(Rows from a dataset)
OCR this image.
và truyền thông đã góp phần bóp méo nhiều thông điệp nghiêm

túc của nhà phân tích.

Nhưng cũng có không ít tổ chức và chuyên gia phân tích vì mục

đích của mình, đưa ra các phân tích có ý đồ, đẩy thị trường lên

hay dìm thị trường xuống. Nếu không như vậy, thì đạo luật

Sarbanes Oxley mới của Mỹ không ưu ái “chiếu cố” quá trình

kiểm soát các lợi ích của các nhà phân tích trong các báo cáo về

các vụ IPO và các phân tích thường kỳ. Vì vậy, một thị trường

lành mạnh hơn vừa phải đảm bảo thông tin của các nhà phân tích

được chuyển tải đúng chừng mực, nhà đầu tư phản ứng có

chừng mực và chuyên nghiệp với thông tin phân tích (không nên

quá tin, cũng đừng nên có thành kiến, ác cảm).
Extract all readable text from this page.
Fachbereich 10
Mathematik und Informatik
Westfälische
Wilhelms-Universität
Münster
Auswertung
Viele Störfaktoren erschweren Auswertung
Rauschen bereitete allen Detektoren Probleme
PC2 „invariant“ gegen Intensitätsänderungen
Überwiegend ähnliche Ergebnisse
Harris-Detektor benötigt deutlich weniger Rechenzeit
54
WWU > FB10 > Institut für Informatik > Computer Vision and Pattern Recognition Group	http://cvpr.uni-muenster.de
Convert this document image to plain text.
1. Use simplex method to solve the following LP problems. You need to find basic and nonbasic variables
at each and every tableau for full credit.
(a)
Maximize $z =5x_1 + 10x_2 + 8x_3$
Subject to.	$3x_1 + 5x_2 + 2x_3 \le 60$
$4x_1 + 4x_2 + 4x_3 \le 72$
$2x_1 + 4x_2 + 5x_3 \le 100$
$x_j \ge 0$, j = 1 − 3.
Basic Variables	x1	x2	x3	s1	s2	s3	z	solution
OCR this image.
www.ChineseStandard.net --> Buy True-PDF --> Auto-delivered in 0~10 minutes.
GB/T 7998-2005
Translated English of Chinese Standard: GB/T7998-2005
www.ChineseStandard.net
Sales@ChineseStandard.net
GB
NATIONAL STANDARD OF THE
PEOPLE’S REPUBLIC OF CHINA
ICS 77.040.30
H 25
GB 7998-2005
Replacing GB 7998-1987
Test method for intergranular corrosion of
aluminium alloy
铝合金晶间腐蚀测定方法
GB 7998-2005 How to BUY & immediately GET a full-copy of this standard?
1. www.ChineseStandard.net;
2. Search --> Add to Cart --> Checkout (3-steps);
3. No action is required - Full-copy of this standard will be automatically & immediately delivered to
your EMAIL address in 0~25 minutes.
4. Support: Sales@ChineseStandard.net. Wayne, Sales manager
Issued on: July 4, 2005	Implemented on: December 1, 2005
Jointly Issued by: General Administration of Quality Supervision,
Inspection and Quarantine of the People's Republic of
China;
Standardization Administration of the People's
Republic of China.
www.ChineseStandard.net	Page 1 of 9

### Work to do
Filter the entries above down to the lines containing the word "trường".

### Result below
đích của mình, đưa ra các phân tích có ý đồ, đẩy thị trường lên
hay dìm thị trường xuống. Nếu không như vậy, thì đạo luật
các vụ IPO và các phân tích thường kỳ. Vì vậy, một thị trường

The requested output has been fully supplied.